→ **Problem statement**:
Without the pictures, give the entries below again exactly as written.

____

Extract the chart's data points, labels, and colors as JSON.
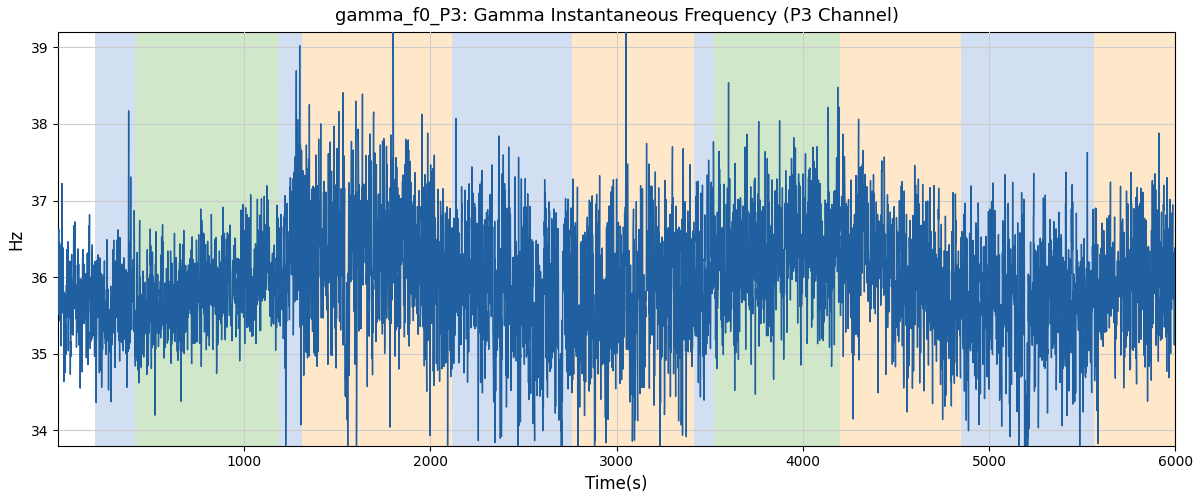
{
  "title": "gamma_f0_P3: Gamma Instantaneous Frequency (P3 Channel)",
  "xlabel": "Time(s)",
  "ylabel": "Hz",
  "xlim": [
    0,
    6000
  ],
  "ylim": [
    33.8,
    39.2
  ],
  "yticks": [
    34,
    35,
    36,
    37,
    38,
    39
  ],
  "xticks": [
    1000,
    2000,
    3000,
    4000,
    5000,
    6000
  ],
  "line_color": "#2060a0",
  "line_width": 1.0,
  "background_color": "#ffffff",
  "grid_color": "#cccccc",
  "title_fontsize": 13,
  "axis_label_fontsize": 12,
  "colored_regions": [
    {
      "xmin": 200,
      "xmax": 415,
      "color": "#adc6e8",
      "alpha": 0.55
    },
    {
      "xmin": 415,
      "xmax": 1185,
      "color": "#aad4a0",
      "alpha": 0.55
    },
    {
      "xmin": 1185,
      "xmax": 1310,
      "color": "#adc6e8",
      "alpha": 0.55
    },
    {
      "xmin": 1310,
      "xmax": 2115,
      "color": "#ffd5a0",
      "alpha": 0.55
    },
    {
      "xmin": 2115,
      "xmax": 2760,
      "color": "#adc6e8",
      "alpha": 0.55
    },
    {
      "xmin": 2760,
      "xmax": 3415,
      "color": "#ffd5a0",
      "alpha": 0.55
    },
    {
      "xmin": 3415,
      "xmax": 3520,
      "color": "#adc6e8",
      "alpha": 0.55
    },
    {
      "xmin": 3520,
      "xmax": 4200,
      "color": "#aad4a0",
      "alpha": 0.55
    },
    {
      "xmin": 4200,
      "xmax": 4850,
      "color": "#ffd5a0",
      "alpha": 0.55
    },
    {
      "xmin": 4850,
      "xmax": 5560,
      "color": "#adc6e8",
      "alpha": 0.55
    },
    {
      "xmin": 5560,
      "xmax": 5670,
      "color": "#ffd5a0",
      "alpha": 0.55
    },
    {
      "xmin": 5670,
      "xmax": 6000,
      "color": "#ffd5a0",
      "alpha": 0.55
    }
  ],
  "seed": 12345,
  "n_points": 6000,
  "mean_freq": 36.0
}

____

→ **Output of the exercise**:
Extract the chart's data points, labels, and colors as JSON.
{
  "title": "gamma_f0_P3: Gamma Instantaneous Frequency (P3 Channel)",
  "xlabel": "Time(s)",
  "ylabel": "Hz",
  "xlim": [
    0,
    6000
  ],
  "ylim": [
    33.8,
    39.2
  ],
  "yticks": [
    34,
    35,
    36,
    37,
    38,
    39
  ],
  "xticks": [
    1000,
    2000,
    3000,
    4000,
    5000,
    6000
  ],
  "line_color": "#2060a0",
  "line_width": 1.0,
  "background_color": "#ffffff",
  "grid_color": "#cccccc",
  "title_fontsize": 13,
  "axis_label_fontsize": 12,
  "colored_regions": [
    {
      "xmin": 200,
      "xmax": 415,
      "color": "#adc6e8",
      "alpha": 0.55
    },
    {
      "xmin": 415,
      "xmax": 1185,
      "color": "#aad4a0",
      "alpha": 0.55
    },
    {
      "xmin": 1185,
      "xmax": 1310,
      "color": "#adc6e8",
      "alpha": 0.55
    },
    {
      "xmin": 1310,
      "xmax": 2115,
      "color": "#ffd5a0",
      "alpha": 0.55
    },
    {
      "xmin": 2115,
      "xmax": 2760,
      "color": "#adc6e8",
      "alpha": 0.55
    },
    {
      "xmin": 2760,
      "xmax": 3415,
      "color": "#ffd5a0",
      "alpha": 0.55
    },
    {
      "xmin": 3415,
      "xmax": 3520,
      "color": "#adc6e8",
      "alpha": 0.55
    },
    {
      "xmin": 3520,
      "xmax": 4200,
      "color": "#aad4a0",
      "alpha": 0.55
    },
    {
      "xmin": 4200,
      "xmax": 4850,
      "color": "#ffd5a0",
      "alpha": 0.55
    },
    {
      "xmin": 4850,
      "xmax": 5560,
      "color": "#adc6e8",
      "alpha": 0.55
    },
    {
      "xmin": 5560,
      "xmax": 5670,
      "color": "#ffd5a0",
      "alpha": 0.55
    },
    {
      "xmin": 5670,
      "xmax": 6000,
      "color": "#ffd5a0",
      "alpha": 0.55
    }
  ],
  "seed": 12345,
  "n_points": 6000,
  "mean_freq": 36.0
}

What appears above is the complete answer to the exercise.